> _REQUIREMENTS_
Your copy of the material must match it exactly, except that pictures are dropped.

> _RECORDS FOR PROCESSING_
■ ■ ■ ■
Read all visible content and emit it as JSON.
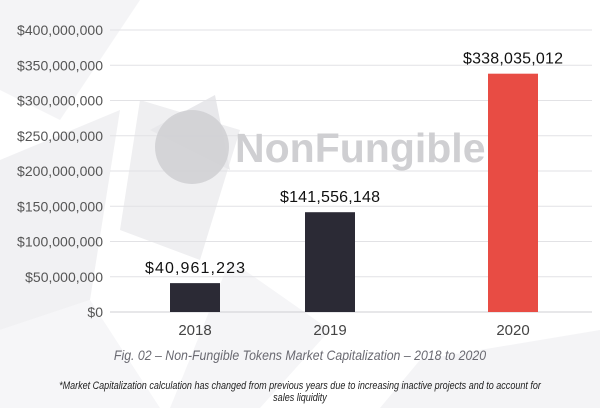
{
  "chart_data": {
    "type": "bar",
    "title": "Fig. 02 – Non-Fungible Tokens Market Capitalization – 2018 to 2020",
    "categories": [
      "2018",
      "2019",
      "2020"
    ],
    "values": [
      40961223,
      141556148,
      338035012
    ],
    "data_labels": [
      "$40,961,223",
      "$141,556,148",
      "$338,035,012"
    ],
    "colors": [
      "#2b2a35",
      "#2b2a35",
      "#e84c44"
    ],
    "ylim": [
      0,
      400000000
    ],
    "yticks": [
      0,
      50000000,
      100000000,
      150000000,
      200000000,
      250000000,
      300000000,
      350000000,
      400000000
    ],
    "ytick_labels": [
      "$0",
      "$50,000,000",
      "$100,000,000",
      "$150,000,000",
      "$200,000,000",
      "$250,000,000",
      "$300,000,000",
      "$350,000,000",
      "$400,000,000"
    ],
    "xlabel": "",
    "ylabel": "",
    "grid": true,
    "footnote": "*Market Capitalization calculation has changed from previous years due to increasing inactive projects and to account for sales liquidity"
  },
  "watermark": "NonFungible"
}
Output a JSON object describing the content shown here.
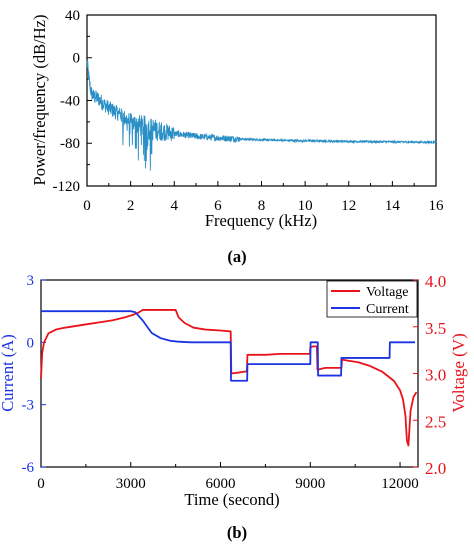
{
  "chart_data": [
    {
      "panel_label": "(a)",
      "type": "line",
      "xlabel": "Frequency (kHz)",
      "ylabel": "Power/frequency (dB/Hz)",
      "xlim": [
        0,
        16
      ],
      "ylim": [
        -120,
        40
      ],
      "x_ticks": [
        "0",
        "2",
        "4",
        "6",
        "8",
        "10",
        "12",
        "14",
        "16"
      ],
      "y_ticks": [
        "40",
        "0",
        "-40",
        "-80",
        "-120"
      ],
      "grid": false,
      "color": "#2a8fc6",
      "series": [
        {
          "x": [
            0,
            0.05,
            0.1,
            0.2,
            0.3,
            0.5,
            0.75,
            1.0,
            1.25,
            1.5,
            1.75,
            2.0,
            2.5,
            3.0,
            3.5,
            4.0,
            5.0,
            6.0,
            7.0,
            8.0,
            9.0,
            10.0,
            11.0,
            12.0,
            13.0,
            14.0,
            15.0,
            16.0
          ],
          "y": [
            -5,
            -12,
            -22,
            -33,
            -36,
            -38,
            -43,
            -47,
            -50,
            -53,
            -57,
            -60,
            -64,
            -67,
            -69,
            -71,
            -73.5,
            -75,
            -76,
            -76.8,
            -77.3,
            -77.7,
            -78,
            -78.3,
            -78.5,
            -78.7,
            -78.9,
            -79
          ]
        }
      ]
    },
    {
      "panel_label": "(b)",
      "type": "line",
      "xlabel": "Time (second)",
      "ylabel_left": "Current (A)",
      "ylabel_right": "Voltage (V)",
      "xlim": [
        0,
        12600
      ],
      "ylim_left": [
        -6,
        3
      ],
      "ylim_right": [
        2.0,
        4.0
      ],
      "x_ticks": [
        "0",
        "3000",
        "6000",
        "9000",
        "12000"
      ],
      "y_ticks_left": [
        "3",
        "0",
        "-3",
        "-6"
      ],
      "y_ticks_right": [
        "4.0",
        "3.5",
        "3.0",
        "2.5",
        "2.0"
      ],
      "legend_position": "top-right",
      "grid": false,
      "series": [
        {
          "name": "Voltage",
          "axis": "right",
          "color": "#e8131b",
          "x": [
            0,
            40,
            100,
            250,
            500,
            800,
            1200,
            1600,
            2000,
            2400,
            2800,
            3100,
            3250,
            3400,
            3600,
            4500,
            4600,
            4800,
            5100,
            5500,
            6000,
            6340,
            6360,
            6600,
            6800,
            6880,
            6900,
            7500,
            8000,
            8500,
            8990,
            9000,
            9100,
            9200,
            9220,
            9240,
            9500,
            10000,
            10040,
            10060,
            10200,
            10600,
            11000,
            11400,
            11800,
            12000,
            12100,
            12180,
            12230,
            12280,
            12350,
            12450,
            12550
          ],
          "y": [
            2.95,
            3.22,
            3.33,
            3.43,
            3.47,
            3.49,
            3.51,
            3.53,
            3.55,
            3.57,
            3.6,
            3.63,
            3.65,
            3.68,
            3.68,
            3.68,
            3.6,
            3.54,
            3.49,
            3.47,
            3.46,
            3.45,
            3.0,
            3.01,
            3.02,
            3.02,
            3.2,
            3.2,
            3.21,
            3.21,
            3.21,
            3.28,
            3.29,
            3.29,
            3.29,
            3.04,
            3.06,
            3.06,
            3.06,
            3.15,
            3.14,
            3.12,
            3.08,
            3.02,
            2.92,
            2.82,
            2.72,
            2.55,
            2.28,
            2.23,
            2.6,
            2.75,
            2.8
          ]
        },
        {
          "name": "Current",
          "axis": "left",
          "color": "#1c33e3",
          "x": [
            0,
            3000,
            3150,
            3400,
            3700,
            4000,
            4300,
            4600,
            5000,
            6340,
            6350,
            6890,
            6900,
            9000,
            9010,
            9250,
            9260,
            10030,
            10040,
            11650,
            11660,
            12500
          ],
          "y": [
            1.5,
            1.5,
            1.45,
            1.05,
            0.45,
            0.2,
            0.08,
            0.03,
            0.0,
            0.0,
            -1.85,
            -1.85,
            -1.05,
            -1.05,
            0.0,
            0.0,
            -1.6,
            -1.6,
            -0.75,
            -0.75,
            0.0,
            0.0
          ]
        }
      ]
    }
  ]
}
■ ■ ■ ■
> _PROBLEM SOLUTION_
Read all visible content and emit it as JSON.
{
  "chart_data": {
    "type": "bar",
    "title": "Fig. 02 – Non-Fungible Tokens Market Capitalization – 2018 to 2020",
    "categories": [
      "2018",
      "2019",
      "2020"
    ],
    "values": [
      40961223,
      141556148,
      338035012
    ],
    "data_labels": [
      "$40,961,223",
      "$141,556,148",
      "$338,035,012"
    ],
    "colors": [
      "#2b2a35",
      "#2b2a35",
      "#e84c44"
    ],
    "ylim": [
      0,
      400000000
    ],
    "yticks": [
      0,
      50000000,
      100000000,
      150000000,
      200000000,
      250000000,
      300000000,
      350000000,
      400000000
    ],
    "ytick_labels": [
      "$0",
      "$50,000,000",
      "$100,000,000",
      "$150,000,000",
      "$200,000,000",
      "$250,000,000",
      "$300,000,000",
      "$350,000,000",
      "$400,000,000"
    ],
    "xlabel": "",
    "ylabel": "",
    "grid": true,
    "footnote": "*Market Capitalization calculation has changed from previous years due to increasing inactive projects and to account for sales liquidity"
  },
  "watermark": "NonFungible"
}
Output a JSON object describing the content shown here.
{
  "chart_data": [
    {
      "panel_label": "(a)",
      "type": "line",
      "xlabel": "Frequency (kHz)",
      "ylabel": "Power/frequency (dB/Hz)",
      "xlim": [
        0,
        16
      ],
      "ylim": [
        -120,
        40
      ],
      "x_ticks": [
        "0",
        "2",
        "4",
        "6",
        "8",
        "10",
        "12",
        "14",
        "16"
      ],
      "y_ticks": [
        "40",
        "0",
        "-40",
        "-80",
        "-120"
      ],
      "grid": false,
      "color": "#2a8fc6",
      "series": [
        {
          "x": [
            0,
            0.05,
            0.1,
            0.2,
            0.3,
            0.5,
            0.75,
            1.0,
            1.25,
            1.5,
            1.75,
            2.0,
            2.5,
            3.0,
            3.5,
            4.0,
            5.0,
            6.0,
            7.0,
            8.0,
            9.0,
            10.0,
            11.0,
            12.0,
            13.0,
            14.0,
            15.0,
            16.0
          ],
          "y": [
            -5,
            -12,
            -22,
            -33,
            -36,
            -38,
            -43,
            -47,
            -50,
            -53,
            -57,
            -60,
            -64,
            -67,
            -69,
            -71,
            -73.5,
            -75,
            -76,
            -76.8,
            -77.3,
            -77.7,
            -78,
            -78.3,
            -78.5,
            -78.7,
            -78.9,
            -79
          ]
        }
      ]
    },
    {
      "panel_label": "(b)",
      "type": "line",
      "xlabel": "Time (second)",
      "ylabel_left": "Current (A)",
      "ylabel_right": "Voltage (V)",
      "xlim": [
        0,
        12600
      ],
      "ylim_left": [
        -6,
        3
      ],
      "ylim_right": [
        2.0,
        4.0
      ],
      "x_ticks": [
        "0",
        "3000",
        "6000",
        "9000",
        "12000"
      ],
      "y_ticks_left": [
        "3",
        "0",
        "-3",
        "-6"
      ],
      "y_ticks_right": [
        "4.0",
        "3.5",
        "3.0",
        "2.5",
        "2.0"
      ],
      "legend_position": "top-right",
      "grid": false,
      "series": [
        {
          "name": "Voltage",
          "axis": "right",
          "color": "#e8131b",
          "x": [
            0,
            40,
            100,
            250,
            500,
            800,
            1200,
            1600,
            2000,
            2400,
            2800,
            3100,
            3250,
            3400,
            3600,
            4500,
            4600,
            4800,
            5100,
            5500,
            6000,
            6340,
            6360,
            6600,
            6800,
            6880,
            6900,
            7500,
            8000,
            8500,
            8990,
            9000,
            9100,
            9200,
            9220,
            9240,
            9500,
            10000,
            10040,
            10060,
            10200,
            10600,
            11000,
            11400,
            11800,
            12000,
            12100,
            12180,
            12230,
            12280,
            12350,
            12450,
            12550
          ],
          "y": [
            2.95,
            3.22,
            3.33,
            3.43,
            3.47,
            3.49,
            3.51,
            3.53,
            3.55,
            3.57,
            3.6,
            3.63,
            3.65,
            3.68,
            3.68,
            3.68,
            3.6,
            3.54,
            3.49,
            3.47,
            3.46,
            3.45,
            3.0,
            3.01,
            3.02,
            3.02,
            3.2,
            3.2,
            3.21,
            3.21,
            3.21,
            3.28,
            3.29,
            3.29,
            3.29,
            3.04,
            3.06,
            3.06,
            3.06,
            3.15,
            3.14,
            3.12,
            3.08,
            3.02,
            2.92,
            2.82,
            2.72,
            2.55,
            2.28,
            2.23,
            2.6,
            2.75,
            2.8
          ]
        },
        {
          "name": "Current",
          "axis": "left",
          "color": "#1c33e3",
          "x": [
            0,
            3000,
            3150,
            3400,
            3700,
            4000,
            4300,
            4600,
            5000,
            6340,
            6350,
            6890,
            6900,
            9000,
            9010,
            9250,
            9260,
            10030,
            10040,
            11650,
            11660,
            12500
          ],
          "y": [
            1.5,
            1.5,
            1.45,
            1.05,
            0.45,
            0.2,
            0.08,
            0.03,
            0.0,
            0.0,
            -1.85,
            -1.85,
            -1.05,
            -1.05,
            0.0,
            0.0,
            -1.6,
            -1.6,
            -0.75,
            -0.75,
            0.0,
            0.0
          ]
        }
      ]
    }
  ]
}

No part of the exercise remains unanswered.